┏━━
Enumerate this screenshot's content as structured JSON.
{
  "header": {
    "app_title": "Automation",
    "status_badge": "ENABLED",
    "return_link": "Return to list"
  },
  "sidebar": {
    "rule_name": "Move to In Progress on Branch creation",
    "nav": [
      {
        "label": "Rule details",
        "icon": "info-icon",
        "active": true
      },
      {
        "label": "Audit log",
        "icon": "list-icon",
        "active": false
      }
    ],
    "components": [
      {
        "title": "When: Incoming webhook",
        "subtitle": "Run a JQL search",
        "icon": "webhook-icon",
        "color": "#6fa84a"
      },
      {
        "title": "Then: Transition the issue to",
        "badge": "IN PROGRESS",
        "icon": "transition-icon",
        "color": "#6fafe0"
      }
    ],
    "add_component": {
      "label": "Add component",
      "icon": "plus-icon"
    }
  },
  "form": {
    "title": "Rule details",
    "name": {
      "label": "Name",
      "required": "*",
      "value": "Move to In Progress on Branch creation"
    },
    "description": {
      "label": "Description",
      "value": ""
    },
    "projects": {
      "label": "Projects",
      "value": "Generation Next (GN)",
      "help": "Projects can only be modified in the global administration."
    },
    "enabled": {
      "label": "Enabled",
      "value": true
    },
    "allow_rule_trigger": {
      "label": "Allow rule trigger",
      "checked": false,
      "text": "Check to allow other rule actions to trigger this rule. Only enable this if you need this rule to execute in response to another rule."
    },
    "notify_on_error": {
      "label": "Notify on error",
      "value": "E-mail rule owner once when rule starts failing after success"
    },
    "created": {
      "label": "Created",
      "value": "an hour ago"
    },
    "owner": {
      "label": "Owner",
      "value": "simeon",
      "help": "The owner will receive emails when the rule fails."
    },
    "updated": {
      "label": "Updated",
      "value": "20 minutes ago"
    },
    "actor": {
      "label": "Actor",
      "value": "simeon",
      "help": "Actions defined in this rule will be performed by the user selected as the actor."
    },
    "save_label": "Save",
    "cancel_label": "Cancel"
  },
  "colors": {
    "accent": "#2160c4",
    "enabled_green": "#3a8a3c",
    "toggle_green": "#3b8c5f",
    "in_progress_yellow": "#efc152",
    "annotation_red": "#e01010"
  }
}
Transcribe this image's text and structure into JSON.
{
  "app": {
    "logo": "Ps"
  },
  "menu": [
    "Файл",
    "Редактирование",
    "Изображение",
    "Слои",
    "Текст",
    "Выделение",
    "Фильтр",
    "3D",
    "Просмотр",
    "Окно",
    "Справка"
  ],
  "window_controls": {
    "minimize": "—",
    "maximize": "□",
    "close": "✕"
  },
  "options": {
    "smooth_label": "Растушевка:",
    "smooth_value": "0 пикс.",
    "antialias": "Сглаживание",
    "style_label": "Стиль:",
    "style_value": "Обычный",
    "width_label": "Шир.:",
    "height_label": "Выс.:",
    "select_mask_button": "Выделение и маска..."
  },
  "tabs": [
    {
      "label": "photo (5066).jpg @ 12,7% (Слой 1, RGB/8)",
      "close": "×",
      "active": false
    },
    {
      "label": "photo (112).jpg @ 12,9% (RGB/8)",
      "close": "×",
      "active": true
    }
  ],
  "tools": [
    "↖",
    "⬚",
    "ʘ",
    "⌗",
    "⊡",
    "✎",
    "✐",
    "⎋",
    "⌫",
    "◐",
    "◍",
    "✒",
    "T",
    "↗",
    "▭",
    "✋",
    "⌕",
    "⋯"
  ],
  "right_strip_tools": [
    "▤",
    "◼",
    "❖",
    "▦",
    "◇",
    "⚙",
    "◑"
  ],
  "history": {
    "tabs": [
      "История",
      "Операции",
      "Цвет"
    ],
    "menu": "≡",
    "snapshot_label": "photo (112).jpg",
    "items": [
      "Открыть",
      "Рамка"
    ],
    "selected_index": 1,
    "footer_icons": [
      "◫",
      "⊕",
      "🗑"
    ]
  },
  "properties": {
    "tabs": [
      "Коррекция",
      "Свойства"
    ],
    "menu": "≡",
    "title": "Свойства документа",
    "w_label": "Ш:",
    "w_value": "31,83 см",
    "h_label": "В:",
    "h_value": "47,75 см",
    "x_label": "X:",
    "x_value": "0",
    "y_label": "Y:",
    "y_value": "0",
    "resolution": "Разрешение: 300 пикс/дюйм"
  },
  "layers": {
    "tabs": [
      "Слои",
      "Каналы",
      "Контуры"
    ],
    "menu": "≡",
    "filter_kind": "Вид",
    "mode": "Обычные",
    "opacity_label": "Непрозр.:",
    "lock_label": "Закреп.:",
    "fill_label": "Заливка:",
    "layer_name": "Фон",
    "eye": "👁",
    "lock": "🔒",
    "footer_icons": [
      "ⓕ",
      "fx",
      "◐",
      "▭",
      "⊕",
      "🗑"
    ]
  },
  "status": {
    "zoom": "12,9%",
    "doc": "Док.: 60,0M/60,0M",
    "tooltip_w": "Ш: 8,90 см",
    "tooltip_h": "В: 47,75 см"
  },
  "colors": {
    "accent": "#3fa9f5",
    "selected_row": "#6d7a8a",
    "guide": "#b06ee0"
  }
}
┗━━
Return the material exactly as it stands.

Enumerate this screenshot's content as structured JSON.
{
  "header": {
    "app_title": "Automation",
    "status_badge": "ENABLED",
    "return_link": "Return to list"
  },
  "sidebar": {
    "rule_name": "Move to In Progress on Branch creation",
    "nav": [
      {
        "label": "Rule details",
        "icon": "info-icon",
        "active": true
      },
      {
        "label": "Audit log",
        "icon": "list-icon",
        "active": false
      }
    ],
    "components": [
      {
        "title": "When: Incoming webhook",
        "subtitle": "Run a JQL search",
        "icon": "webhook-icon",
        "color": "#6fa84a"
      },
      {
        "title": "Then: Transition the issue to",
        "badge": "IN PROGRESS",
        "icon": "transition-icon",
        "color": "#6fafe0"
      }
    ],
    "add_component": {
      "label": "Add component",
      "icon": "plus-icon"
    }
  },
  "form": {
    "title": "Rule details",
    "name": {
      "label": "Name",
      "required": "*",
      "value": "Move to In Progress on Branch creation"
    },
    "description": {
      "label": "Description",
      "value": ""
    },
    "projects": {
      "label": "Projects",
      "value": "Generation Next (GN)",
      "help": "Projects can only be modified in the global administration."
    },
    "enabled": {
      "label": "Enabled",
      "value": true
    },
    "allow_rule_trigger": {
      "label": "Allow rule trigger",
      "checked": false,
      "text": "Check to allow other rule actions to trigger this rule. Only enable this if you need this rule to execute in response to another rule."
    },
    "notify_on_error": {
      "label": "Notify on error",
      "value": "E-mail rule owner once when rule starts failing after success"
    },
    "created": {
      "label": "Created",
      "value": "an hour ago"
    },
    "owner": {
      "label": "Owner",
      "value": "simeon",
      "help": "The owner will receive emails when the rule fails."
    },
    "updated": {
      "label": "Updated",
      "value": "20 minutes ago"
    },
    "actor": {
      "label": "Actor",
      "value": "simeon",
      "help": "Actions defined in this rule will be performed by the user selected as the actor."
    },
    "save_label": "Save",
    "cancel_label": "Cancel"
  },
  "colors": {
    "accent": "#2160c4",
    "enabled_green": "#3a8a3c",
    "toggle_green": "#3b8c5f",
    "in_progress_yellow": "#efc152",
    "annotation_red": "#e01010"
  }
}
Transcribe this image's text and structure into JSON.
{
  "app": {
    "logo": "Ps"
  },
  "menu": [
    "Файл",
    "Редактирование",
    "Изображение",
    "Слои",
    "Текст",
    "Выделение",
    "Фильтр",
    "3D",
    "Просмотр",
    "Окно",
    "Справка"
  ],
  "window_controls": {
    "minimize": "—",
    "maximize": "□",
    "close": "✕"
  },
  "options": {
    "smooth_label": "Растушевка:",
    "smooth_value": "0 пикс.",
    "antialias": "Сглаживание",
    "style_label": "Стиль:",
    "style_value": "Обычный",
    "width_label": "Шир.:",
    "height_label": "Выс.:",
    "select_mask_button": "Выделение и маска..."
  },
  "tabs": [
    {
      "label": "photo (5066).jpg @ 12,7% (Слой 1, RGB/8)",
      "close": "×",
      "active": false
    },
    {
      "label": "photo (112).jpg @ 12,9% (RGB/8)",
      "close": "×",
      "active": true
    }
  ],
  "tools": [
    "↖",
    "⬚",
    "ʘ",
    "⌗",
    "⊡",
    "✎",
    "✐",
    "⎋",
    "⌫",
    "◐",
    "◍",
    "✒",
    "T",
    "↗",
    "▭",
    "✋",
    "⌕",
    "⋯"
  ],
  "right_strip_tools": [
    "▤",
    "◼",
    "❖",
    "▦",
    "◇",
    "⚙",
    "◑"
  ],
  "history": {
    "tabs": [
      "История",
      "Операции",
      "Цвет"
    ],
    "menu": "≡",
    "snapshot_label": "photo (112).jpg",
    "items": [
      "Открыть",
      "Рамка"
    ],
    "selected_index": 1,
    "footer_icons": [
      "◫",
      "⊕",
      "🗑"
    ]
  },
  "properties": {
    "tabs": [
      "Коррекция",
      "Свойства"
    ],
    "menu": "≡",
    "title": "Свойства документа",
    "w_label": "Ш:",
    "w_value": "31,83 см",
    "h_label": "В:",
    "h_value": "47,75 см",
    "x_label": "X:",
    "x_value": "0",
    "y_label": "Y:",
    "y_value": "0",
    "resolution": "Разрешение: 300 пикс/дюйм"
  },
  "layers": {
    "tabs": [
      "Слои",
      "Каналы",
      "Контуры"
    ],
    "menu": "≡",
    "filter_kind": "Вид",
    "mode": "Обычные",
    "opacity_label": "Непрозр.:",
    "lock_label": "Закреп.:",
    "fill_label": "Заливка:",
    "layer_name": "Фон",
    "eye": "👁",
    "lock": "🔒",
    "footer_icons": [
      "ⓕ",
      "fx",
      "◐",
      "▭",
      "⊕",
      "🗑"
    ]
  },
  "status": {
    "zoom": "12,9%",
    "doc": "Док.: 60,0M/60,0M",
    "tooltip_w": "Ш: 8,90 см",
    "tooltip_h": "В: 47,75 см"
  },
  "colors": {
    "accent": "#3fa9f5",
    "selected_row": "#6d7a8a",
    "guide": "#b06ee0"
  }
}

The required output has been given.